Data to process:

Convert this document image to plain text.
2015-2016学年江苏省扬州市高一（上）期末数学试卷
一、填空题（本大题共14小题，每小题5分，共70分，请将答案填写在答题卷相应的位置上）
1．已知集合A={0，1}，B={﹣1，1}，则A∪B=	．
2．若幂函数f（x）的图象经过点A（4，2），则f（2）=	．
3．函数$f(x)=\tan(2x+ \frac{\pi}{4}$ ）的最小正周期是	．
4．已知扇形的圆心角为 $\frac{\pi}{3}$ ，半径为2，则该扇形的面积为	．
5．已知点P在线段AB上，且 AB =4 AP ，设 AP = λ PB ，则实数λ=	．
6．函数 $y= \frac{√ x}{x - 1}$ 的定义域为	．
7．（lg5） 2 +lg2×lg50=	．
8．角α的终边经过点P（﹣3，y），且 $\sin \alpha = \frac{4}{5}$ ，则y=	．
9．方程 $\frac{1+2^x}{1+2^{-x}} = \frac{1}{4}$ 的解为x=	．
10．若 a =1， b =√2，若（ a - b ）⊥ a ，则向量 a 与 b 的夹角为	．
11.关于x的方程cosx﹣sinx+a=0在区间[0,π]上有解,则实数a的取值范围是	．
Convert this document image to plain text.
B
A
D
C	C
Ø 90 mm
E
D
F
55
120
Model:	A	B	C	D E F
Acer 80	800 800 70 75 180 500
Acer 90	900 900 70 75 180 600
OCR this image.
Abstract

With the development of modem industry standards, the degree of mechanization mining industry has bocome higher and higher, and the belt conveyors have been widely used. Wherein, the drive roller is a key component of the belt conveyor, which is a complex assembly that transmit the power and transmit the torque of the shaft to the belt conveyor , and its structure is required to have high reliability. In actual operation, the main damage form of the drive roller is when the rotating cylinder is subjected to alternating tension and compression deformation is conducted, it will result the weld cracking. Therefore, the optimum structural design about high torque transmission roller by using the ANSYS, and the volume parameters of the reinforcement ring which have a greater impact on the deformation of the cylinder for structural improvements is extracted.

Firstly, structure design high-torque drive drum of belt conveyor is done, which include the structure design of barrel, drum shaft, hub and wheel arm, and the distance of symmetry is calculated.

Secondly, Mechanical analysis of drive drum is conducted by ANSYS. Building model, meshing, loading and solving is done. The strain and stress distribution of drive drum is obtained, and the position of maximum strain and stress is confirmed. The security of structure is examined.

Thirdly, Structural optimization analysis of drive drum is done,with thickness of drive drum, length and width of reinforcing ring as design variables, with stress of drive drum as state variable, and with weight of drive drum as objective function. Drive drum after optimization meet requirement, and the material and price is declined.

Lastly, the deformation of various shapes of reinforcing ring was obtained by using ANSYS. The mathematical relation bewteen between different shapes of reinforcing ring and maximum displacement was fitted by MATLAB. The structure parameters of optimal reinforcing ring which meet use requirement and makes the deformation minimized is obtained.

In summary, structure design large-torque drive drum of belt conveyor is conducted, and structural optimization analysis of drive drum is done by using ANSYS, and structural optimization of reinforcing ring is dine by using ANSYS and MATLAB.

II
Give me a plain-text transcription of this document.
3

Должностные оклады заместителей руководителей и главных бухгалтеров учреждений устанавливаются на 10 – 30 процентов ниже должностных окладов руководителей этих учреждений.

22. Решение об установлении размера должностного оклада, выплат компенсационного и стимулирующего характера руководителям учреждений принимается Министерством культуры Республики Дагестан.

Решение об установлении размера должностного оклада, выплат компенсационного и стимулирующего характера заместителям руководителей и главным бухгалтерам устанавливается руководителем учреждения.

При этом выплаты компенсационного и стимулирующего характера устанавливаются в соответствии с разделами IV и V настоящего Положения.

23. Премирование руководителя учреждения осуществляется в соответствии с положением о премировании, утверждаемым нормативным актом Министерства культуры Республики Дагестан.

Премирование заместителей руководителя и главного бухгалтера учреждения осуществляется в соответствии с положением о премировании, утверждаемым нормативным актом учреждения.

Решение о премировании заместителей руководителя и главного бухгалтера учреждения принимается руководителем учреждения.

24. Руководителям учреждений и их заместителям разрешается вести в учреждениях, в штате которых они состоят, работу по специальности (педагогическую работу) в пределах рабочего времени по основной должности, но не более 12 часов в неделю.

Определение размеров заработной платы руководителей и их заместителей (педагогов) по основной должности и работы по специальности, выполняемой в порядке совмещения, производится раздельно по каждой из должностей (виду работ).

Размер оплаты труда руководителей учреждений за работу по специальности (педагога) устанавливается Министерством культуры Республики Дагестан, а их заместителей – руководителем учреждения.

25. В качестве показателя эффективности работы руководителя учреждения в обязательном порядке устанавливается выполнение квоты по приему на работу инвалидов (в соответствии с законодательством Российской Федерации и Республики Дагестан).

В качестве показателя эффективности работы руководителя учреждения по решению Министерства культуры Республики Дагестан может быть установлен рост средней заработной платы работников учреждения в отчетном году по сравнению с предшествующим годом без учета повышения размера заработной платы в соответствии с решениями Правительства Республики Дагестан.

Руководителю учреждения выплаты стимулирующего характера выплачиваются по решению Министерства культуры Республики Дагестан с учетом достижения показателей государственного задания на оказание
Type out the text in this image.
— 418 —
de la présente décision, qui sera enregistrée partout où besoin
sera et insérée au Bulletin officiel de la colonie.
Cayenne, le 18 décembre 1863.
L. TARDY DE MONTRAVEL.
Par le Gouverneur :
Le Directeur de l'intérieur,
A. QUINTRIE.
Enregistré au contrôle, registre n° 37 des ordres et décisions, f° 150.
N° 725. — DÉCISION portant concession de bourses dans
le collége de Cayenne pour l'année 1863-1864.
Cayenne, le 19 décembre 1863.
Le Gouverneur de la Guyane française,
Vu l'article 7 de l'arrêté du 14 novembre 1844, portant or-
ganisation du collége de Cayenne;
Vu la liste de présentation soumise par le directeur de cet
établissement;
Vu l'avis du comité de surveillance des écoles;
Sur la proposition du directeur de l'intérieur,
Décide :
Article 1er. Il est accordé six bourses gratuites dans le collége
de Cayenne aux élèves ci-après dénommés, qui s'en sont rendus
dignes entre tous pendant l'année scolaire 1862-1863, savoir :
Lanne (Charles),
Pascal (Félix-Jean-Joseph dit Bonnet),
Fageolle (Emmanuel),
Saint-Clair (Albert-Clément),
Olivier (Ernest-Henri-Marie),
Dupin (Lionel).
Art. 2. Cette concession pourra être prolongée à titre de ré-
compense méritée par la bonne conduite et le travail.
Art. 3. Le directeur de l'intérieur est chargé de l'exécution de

Stated exercise: Every record above must be duplicated exactly.

Complete answer:
Convert this document image to plain text.
2015-2016学年江苏省扬州市高一（上）期末数学试卷
一、填空题（本大题共14小题，每小题5分，共70分，请将答案填写在答题卷相应的位置上）
1．已知集合A={0，1}，B={﹣1，1}，则A∪B=	．
2．若幂函数f（x）的图象经过点A（4，2），则f（2）=	．
3．函数$f(x)=\tan(2x+ \frac{\pi}{4}$ ）的最小正周期是	．
4．已知扇形的圆心角为 $\frac{\pi}{3}$ ，半径为2，则该扇形的面积为	．
5．已知点P在线段AB上，且 AB =4 AP ，设 AP = λ PB ，则实数λ=	．
6．函数 $y= \frac{√ x}{x - 1}$ 的定义域为	．
7．（lg5） 2 +lg2×lg50=	．
8．角α的终边经过点P（﹣3，y），且 $\sin \alpha = \frac{4}{5}$ ，则y=	．
9．方程 $\frac{1+2^x}{1+2^{-x}} = \frac{1}{4}$ 的解为x=	．
10．若 a =1， b =√2，若（ a - b ）⊥ a ，则向量 a 与 b 的夹角为	．
11.关于x的方程cosx﹣sinx+a=0在区间[0,π]上有解,则实数a的取值范围是	．
Convert this document image to plain text.
B
A
D
C	C
Ø 90 mm
E
D
F
55
120
Model:	A	B	C	D E F
Acer 80	800 800 70 75 180 500
Acer 90	900 900 70 75 180 600
OCR this image.
Abstract

With the development of modem industry standards, the degree of mechanization mining industry has bocome higher and higher, and the belt conveyors have been widely used. Wherein, the drive roller is a key component of the belt conveyor, which is a complex assembly that transmit the power and transmit the torque of the shaft to the belt conveyor , and its structure is required to have high reliability. In actual operation, the main damage form of the drive roller is when the rotating cylinder is subjected to alternating tension and compression deformation is conducted, it will result the weld cracking. Therefore, the optimum structural design about high torque transmission roller by using the ANSYS, and the volume parameters of the reinforcement ring which have a greater impact on the deformation of the cylinder for structural improvements is extracted.

Firstly, structure design high-torque drive drum of belt conveyor is done, which include the structure design of barrel, drum shaft, hub and wheel arm, and the distance of symmetry is calculated.

Secondly, Mechanical analysis of drive drum is conducted by ANSYS. Building model, meshing, loading and solving is done. The strain and stress distribution of drive drum is obtained, and the position of maximum strain and stress is confirmed. The security of structure is examined.

Thirdly, Structural optimization analysis of drive drum is done,with thickness of drive drum, length and width of reinforcing ring as design variables, with stress of drive drum as state variable, and with weight of drive drum as objective function. Drive drum after optimization meet requirement, and the material and price is declined.

Lastly, the deformation of various shapes of reinforcing ring was obtained by using ANSYS. The mathematical relation bewteen between different shapes of reinforcing ring and maximum displacement was fitted by MATLAB. The structure parameters of optimal reinforcing ring which meet use requirement and makes the deformation minimized is obtained.

In summary, structure design large-torque drive drum of belt conveyor is conducted, and structural optimization analysis of drive drum is done by using ANSYS, and structural optimization of reinforcing ring is dine by using ANSYS and MATLAB.

II
Give me a plain-text transcription of this document.
3

Должностные оклады заместителей руководителей и главных бухгалтеров учреждений устанавливаются на 10 – 30 процентов ниже должностных окладов руководителей этих учреждений.

22. Решение об установлении размера должностного оклада, выплат компенсационного и стимулирующего характера руководителям учреждений принимается Министерством культуры Республики Дагестан.

Решение об установлении размера должностного оклада, выплат компенсационного и стимулирующего характера заместителям руководителей и главным бухгалтерам устанавливается руководителем учреждения.

При этом выплаты компенсационного и стимулирующего характера устанавливаются в соответствии с разделами IV и V настоящего Положения.

23. Премирование руководителя учреждения осуществляется в соответствии с положением о премировании, утверждаемым нормативным актом Министерства культуры Республики Дагестан.

Премирование заместителей руководителя и главного бухгалтера учреждения осуществляется в соответствии с положением о премировании, утверждаемым нормативным актом учреждения.

Решение о премировании заместителей руководителя и главного бухгалтера учреждения принимается руководителем учреждения.

24. Руководителям учреждений и их заместителям разрешается вести в учреждениях, в штате которых они состоят, работу по специальности (педагогическую работу) в пределах рабочего времени по основной должности, но не более 12 часов в неделю.

Определение размеров заработной платы руководителей и их заместителей (педагогов) по основной должности и работы по специальности, выполняемой в порядке совмещения, производится раздельно по каждой из должностей (виду работ).

Размер оплаты труда руководителей учреждений за работу по специальности (педагога) устанавливается Министерством культуры Республики Дагестан, а их заместителей – руководителем учреждения.

25. В качестве показателя эффективности работы руководителя учреждения в обязательном порядке устанавливается выполнение квоты по приему на работу инвалидов (в соответствии с законодательством Российской Федерации и Республики Дагестан).

В качестве показателя эффективности работы руководителя учреждения по решению Министерства культуры Республики Дагестан может быть установлен рост средней заработной платы работников учреждения в отчетном году по сравнению с предшествующим годом без учета повышения размера заработной платы в соответствии с решениями Правительства Республики Дагестан.

Руководителю учреждения выплаты стимулирующего характера выплачиваются по решению Министерства культуры Республики Дагестан с учетом достижения показателей государственного задания на оказание
Type out the text in this image.
— 418 —
de la présente décision, qui sera enregistrée partout où besoin
sera et insérée au Bulletin officiel de la colonie.
Cayenne, le 18 décembre 1863.
L. TARDY DE MONTRAVEL.
Par le Gouverneur :
Le Directeur de l'intérieur,
A. QUINTRIE.
Enregistré au contrôle, registre n° 37 des ordres et décisions, f° 150.
N° 725. — DÉCISION portant concession de bourses dans
le collége de Cayenne pour l'année 1863-1864.
Cayenne, le 19 décembre 1863.
Le Gouverneur de la Guyane française,
Vu l'article 7 de l'arrêté du 14 novembre 1844, portant or-
ganisation du collége de Cayenne;
Vu la liste de présentation soumise par le directeur de cet
établissement;
Vu l'avis du comité de surveillance des écoles;
Sur la proposition du directeur de l'intérieur,
Décide :
Article 1er. Il est accordé six bourses gratuites dans le collége
de Cayenne aux élèves ci-après dénommés, qui s'en sont rendus
dignes entre tous pendant l'année scolaire 1862-1863, savoir :
Lanne (Charles),
Pascal (Félix-Jean-Joseph dit Bonnet),
Fageolle (Emmanuel),
Saint-Clair (Albert-Clément),
Olivier (Ernest-Henri-Marie),
Dupin (Lionel).
Art. 2. Cette concession pourra être prolongée à titre de ré-
compense méritée par la bonne conduite et le travail.
Art. 3. Le directeur de l'intérieur est chargé de l'exécution de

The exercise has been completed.